Report how many lines of the entries below contain the word "name", and nothing more.

** begin Data **

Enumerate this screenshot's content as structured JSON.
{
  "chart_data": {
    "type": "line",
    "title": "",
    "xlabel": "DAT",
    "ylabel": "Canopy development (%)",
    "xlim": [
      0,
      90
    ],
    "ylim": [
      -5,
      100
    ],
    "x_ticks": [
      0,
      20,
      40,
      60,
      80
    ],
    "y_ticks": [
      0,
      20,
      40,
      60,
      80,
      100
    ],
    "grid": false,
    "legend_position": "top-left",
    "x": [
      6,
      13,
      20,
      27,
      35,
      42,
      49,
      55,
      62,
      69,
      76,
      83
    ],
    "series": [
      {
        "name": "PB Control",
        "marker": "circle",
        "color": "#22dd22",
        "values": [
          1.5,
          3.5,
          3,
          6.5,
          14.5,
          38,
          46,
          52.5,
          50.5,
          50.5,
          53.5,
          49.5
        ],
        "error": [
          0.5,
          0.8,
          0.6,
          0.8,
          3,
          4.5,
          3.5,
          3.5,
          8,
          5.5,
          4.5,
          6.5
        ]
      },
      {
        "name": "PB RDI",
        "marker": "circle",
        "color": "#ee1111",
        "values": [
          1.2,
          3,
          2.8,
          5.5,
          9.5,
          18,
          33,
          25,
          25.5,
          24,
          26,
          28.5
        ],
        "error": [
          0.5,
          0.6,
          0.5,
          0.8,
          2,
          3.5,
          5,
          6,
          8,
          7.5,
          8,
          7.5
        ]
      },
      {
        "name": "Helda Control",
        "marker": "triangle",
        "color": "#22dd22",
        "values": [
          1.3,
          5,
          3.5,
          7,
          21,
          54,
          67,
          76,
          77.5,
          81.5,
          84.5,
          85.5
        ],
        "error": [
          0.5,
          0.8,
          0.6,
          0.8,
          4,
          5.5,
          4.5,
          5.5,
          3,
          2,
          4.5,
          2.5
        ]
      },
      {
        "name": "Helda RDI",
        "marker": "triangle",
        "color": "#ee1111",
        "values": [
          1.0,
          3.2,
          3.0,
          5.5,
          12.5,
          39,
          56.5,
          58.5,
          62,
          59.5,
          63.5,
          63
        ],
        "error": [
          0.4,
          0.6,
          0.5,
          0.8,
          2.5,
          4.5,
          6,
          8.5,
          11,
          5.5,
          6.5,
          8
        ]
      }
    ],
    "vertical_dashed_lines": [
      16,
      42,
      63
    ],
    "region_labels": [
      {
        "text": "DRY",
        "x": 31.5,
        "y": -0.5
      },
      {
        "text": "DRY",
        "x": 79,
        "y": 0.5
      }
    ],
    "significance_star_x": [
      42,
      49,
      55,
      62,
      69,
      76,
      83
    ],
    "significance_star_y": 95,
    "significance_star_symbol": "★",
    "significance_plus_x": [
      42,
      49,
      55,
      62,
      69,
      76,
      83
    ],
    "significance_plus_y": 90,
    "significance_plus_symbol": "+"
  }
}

** end Data **

Answer to this task — 4